◆ **RECORDED INFORMATION**:
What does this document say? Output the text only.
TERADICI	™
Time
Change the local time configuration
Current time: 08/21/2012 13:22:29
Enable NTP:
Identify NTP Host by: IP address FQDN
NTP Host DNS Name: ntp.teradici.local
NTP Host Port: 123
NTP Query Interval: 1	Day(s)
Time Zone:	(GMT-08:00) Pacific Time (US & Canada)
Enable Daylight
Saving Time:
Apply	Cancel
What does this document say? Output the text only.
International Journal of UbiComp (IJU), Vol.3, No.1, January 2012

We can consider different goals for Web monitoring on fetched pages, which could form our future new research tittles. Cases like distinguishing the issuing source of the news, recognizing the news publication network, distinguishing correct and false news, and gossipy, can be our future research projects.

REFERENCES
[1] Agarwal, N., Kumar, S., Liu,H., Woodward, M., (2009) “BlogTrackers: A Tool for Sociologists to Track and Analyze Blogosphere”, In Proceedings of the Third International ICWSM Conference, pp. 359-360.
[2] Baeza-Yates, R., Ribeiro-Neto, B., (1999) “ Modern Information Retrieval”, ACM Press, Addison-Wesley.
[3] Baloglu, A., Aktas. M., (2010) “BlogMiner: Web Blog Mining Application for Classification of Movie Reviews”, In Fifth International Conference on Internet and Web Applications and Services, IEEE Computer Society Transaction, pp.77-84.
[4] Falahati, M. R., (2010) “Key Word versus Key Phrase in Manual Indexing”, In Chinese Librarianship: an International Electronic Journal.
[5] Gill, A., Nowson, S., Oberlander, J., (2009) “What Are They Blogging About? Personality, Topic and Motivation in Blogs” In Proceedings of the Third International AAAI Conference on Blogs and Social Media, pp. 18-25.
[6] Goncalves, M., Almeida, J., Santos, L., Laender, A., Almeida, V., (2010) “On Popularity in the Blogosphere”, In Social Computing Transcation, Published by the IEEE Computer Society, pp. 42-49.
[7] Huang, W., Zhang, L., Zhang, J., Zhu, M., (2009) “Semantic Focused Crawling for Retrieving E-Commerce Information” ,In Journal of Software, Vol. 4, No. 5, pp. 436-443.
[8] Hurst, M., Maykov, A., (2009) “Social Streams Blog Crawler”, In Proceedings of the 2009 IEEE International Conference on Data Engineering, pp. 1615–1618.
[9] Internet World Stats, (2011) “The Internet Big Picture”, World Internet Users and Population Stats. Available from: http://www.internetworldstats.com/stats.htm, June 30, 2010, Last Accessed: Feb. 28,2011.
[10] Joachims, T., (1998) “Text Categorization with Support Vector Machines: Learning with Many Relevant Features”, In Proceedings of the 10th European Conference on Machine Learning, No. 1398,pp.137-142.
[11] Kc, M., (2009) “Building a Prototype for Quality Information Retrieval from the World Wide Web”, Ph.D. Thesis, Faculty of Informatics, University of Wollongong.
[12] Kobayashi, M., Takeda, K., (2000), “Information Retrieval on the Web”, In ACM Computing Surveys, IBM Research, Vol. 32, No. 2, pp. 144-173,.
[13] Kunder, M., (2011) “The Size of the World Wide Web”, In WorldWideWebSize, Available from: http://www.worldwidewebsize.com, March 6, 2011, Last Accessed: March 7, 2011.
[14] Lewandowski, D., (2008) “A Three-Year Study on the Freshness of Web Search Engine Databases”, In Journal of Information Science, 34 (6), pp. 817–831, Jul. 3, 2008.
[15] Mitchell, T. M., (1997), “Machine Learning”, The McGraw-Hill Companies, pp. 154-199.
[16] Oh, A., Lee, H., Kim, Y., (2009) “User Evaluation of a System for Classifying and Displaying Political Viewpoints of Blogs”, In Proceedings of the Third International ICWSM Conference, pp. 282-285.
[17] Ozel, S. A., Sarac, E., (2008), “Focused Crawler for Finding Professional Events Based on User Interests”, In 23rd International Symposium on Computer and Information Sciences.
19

◆ **EXERCISE AIM**: Go through the data and gather every line that holds "Journal".

◆ **TASK SOLUTION**:
International Journal of UbiComp (IJU), Vol.3, No.1, January 2012
[4] Falahati, M. R., (2010) “Key Word versus Key Phrase in Manual Indexing”, In Chinese Librarianship: an International Electronic Journal.
[7] Huang, W., Zhang, L., Zhang, J., Zhu, M., (2009) “Semantic Focused Crawling for Retrieving E-Commerce Information” ,In Journal of Software, Vol. 4, No. 5, pp. 436-443.
[14] Lewandowski, D., (2008) “A Three-Year Study on the Freshness of Web Search Engine Databases”, In Journal of Information Science, 34 (6), pp. 817–831, Jul. 3, 2008.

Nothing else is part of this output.